DATASET ROWS:
+ + + + +

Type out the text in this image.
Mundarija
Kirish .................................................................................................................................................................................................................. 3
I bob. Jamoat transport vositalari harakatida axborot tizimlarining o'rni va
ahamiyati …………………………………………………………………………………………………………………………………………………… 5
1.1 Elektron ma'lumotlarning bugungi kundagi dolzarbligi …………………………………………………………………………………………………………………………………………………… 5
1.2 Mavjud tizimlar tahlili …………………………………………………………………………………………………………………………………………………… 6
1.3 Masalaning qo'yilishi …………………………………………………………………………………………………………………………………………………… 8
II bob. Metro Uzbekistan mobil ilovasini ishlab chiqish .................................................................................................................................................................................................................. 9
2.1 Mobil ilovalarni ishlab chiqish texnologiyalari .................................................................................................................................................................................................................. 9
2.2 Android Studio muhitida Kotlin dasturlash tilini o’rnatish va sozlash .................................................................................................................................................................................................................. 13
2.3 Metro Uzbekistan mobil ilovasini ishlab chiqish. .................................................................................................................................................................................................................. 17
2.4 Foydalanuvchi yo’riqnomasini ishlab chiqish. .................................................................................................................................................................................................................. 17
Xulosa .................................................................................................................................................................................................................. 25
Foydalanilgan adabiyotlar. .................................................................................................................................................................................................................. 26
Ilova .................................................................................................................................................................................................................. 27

+ + + + +

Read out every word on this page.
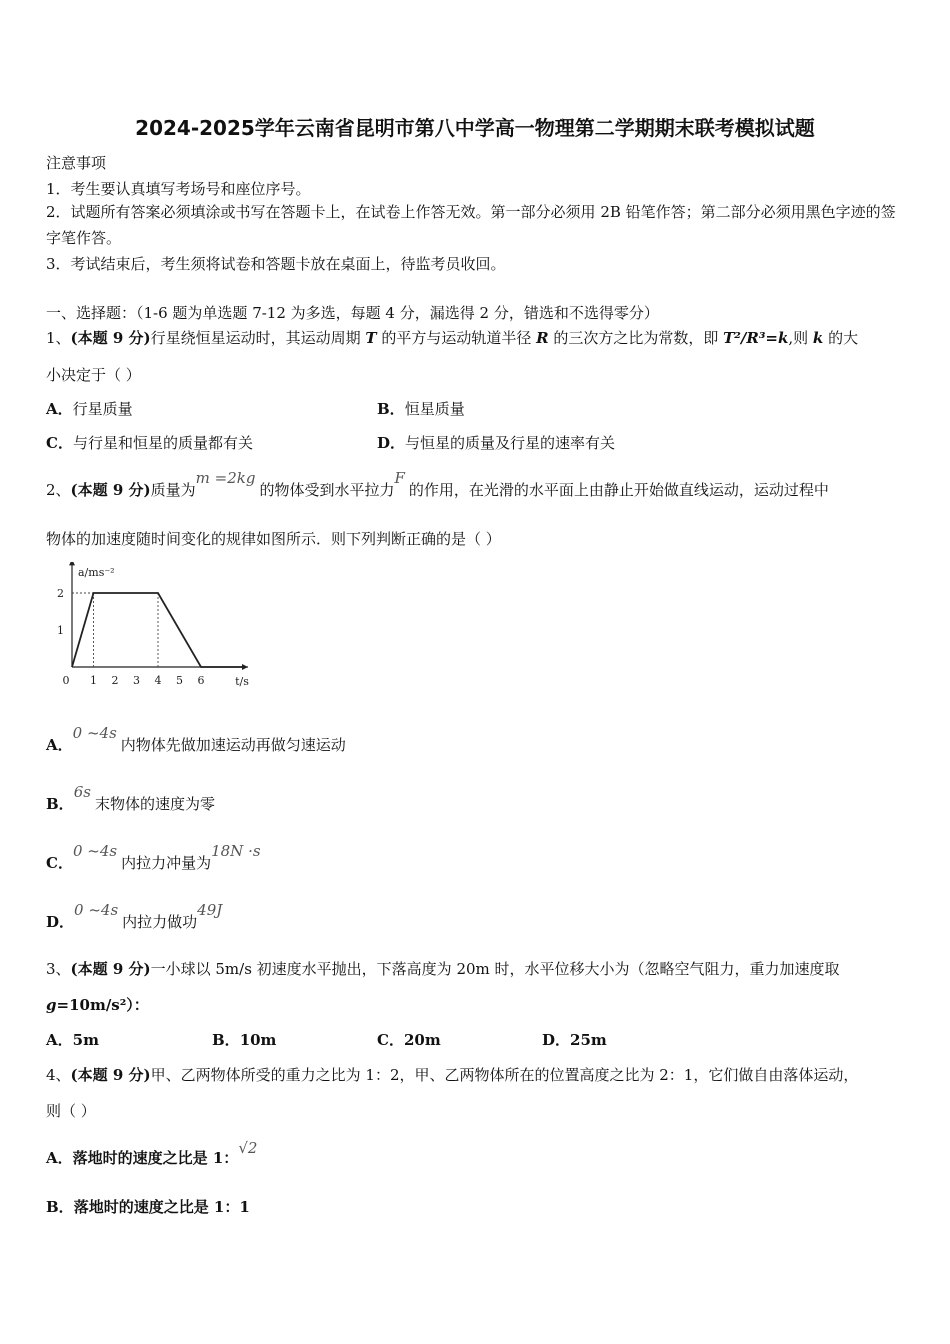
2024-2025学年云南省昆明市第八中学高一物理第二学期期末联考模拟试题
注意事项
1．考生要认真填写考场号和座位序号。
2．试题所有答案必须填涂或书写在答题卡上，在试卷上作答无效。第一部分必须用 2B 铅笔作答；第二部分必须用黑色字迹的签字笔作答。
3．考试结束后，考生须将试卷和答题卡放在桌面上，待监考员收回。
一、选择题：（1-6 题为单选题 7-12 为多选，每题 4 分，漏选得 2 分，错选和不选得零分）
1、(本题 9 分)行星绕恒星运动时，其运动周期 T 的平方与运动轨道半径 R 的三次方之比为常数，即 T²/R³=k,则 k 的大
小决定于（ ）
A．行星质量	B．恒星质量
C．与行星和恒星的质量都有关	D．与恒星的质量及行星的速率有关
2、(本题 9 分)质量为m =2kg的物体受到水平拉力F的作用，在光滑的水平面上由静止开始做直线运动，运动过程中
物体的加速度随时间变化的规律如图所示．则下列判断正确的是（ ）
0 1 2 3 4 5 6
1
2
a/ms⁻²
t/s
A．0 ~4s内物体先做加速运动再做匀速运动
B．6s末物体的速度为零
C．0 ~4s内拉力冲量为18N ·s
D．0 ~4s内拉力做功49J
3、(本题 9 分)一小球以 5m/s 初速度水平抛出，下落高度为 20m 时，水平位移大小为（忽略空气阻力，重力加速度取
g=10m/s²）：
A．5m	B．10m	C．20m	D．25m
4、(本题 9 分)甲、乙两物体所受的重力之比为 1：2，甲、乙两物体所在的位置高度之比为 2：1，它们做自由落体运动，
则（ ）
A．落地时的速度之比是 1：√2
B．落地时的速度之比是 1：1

+ + + + +

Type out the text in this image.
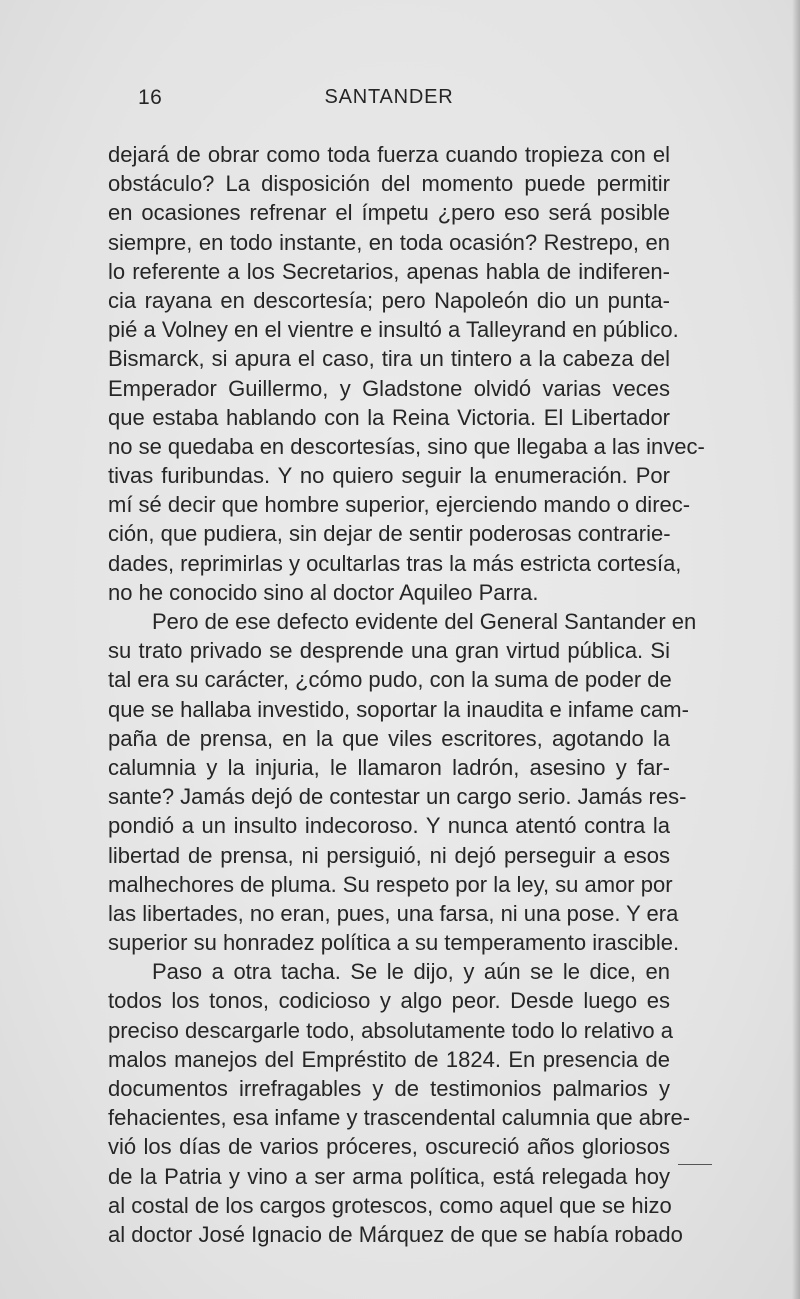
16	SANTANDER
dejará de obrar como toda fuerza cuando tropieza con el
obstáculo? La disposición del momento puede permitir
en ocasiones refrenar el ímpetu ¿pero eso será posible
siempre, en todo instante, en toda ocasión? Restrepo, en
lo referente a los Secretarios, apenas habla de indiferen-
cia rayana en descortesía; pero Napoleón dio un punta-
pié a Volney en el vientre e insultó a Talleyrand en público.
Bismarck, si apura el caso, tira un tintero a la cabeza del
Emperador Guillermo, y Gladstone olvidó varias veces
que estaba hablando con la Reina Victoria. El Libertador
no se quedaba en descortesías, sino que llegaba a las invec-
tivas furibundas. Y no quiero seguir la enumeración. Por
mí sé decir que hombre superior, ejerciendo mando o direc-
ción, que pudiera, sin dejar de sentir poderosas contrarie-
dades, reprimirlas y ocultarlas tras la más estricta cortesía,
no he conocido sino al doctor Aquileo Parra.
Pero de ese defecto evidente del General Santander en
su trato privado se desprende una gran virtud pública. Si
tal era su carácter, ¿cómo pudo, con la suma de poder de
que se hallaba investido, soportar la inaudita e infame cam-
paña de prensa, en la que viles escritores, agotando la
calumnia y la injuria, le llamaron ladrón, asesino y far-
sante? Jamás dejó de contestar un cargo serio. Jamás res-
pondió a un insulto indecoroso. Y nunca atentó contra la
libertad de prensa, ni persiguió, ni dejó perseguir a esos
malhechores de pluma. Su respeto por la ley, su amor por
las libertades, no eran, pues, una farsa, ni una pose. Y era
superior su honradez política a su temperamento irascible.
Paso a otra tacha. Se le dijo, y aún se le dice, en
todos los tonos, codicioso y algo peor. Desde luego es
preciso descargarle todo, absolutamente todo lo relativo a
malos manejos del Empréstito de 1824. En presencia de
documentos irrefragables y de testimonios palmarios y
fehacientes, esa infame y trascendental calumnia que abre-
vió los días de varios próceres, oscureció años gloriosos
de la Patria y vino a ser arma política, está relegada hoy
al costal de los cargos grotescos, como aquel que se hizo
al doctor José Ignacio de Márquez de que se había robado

+ + + + +

YOUR GOAL: Make a list of all lines in the data that contain "dejó".

EXERCISE RESPONSE:
sante? Jamás dejó de contestar un cargo serio. Jamás res-
libertad de prensa, ni persiguió, ni dejó perseguir a esos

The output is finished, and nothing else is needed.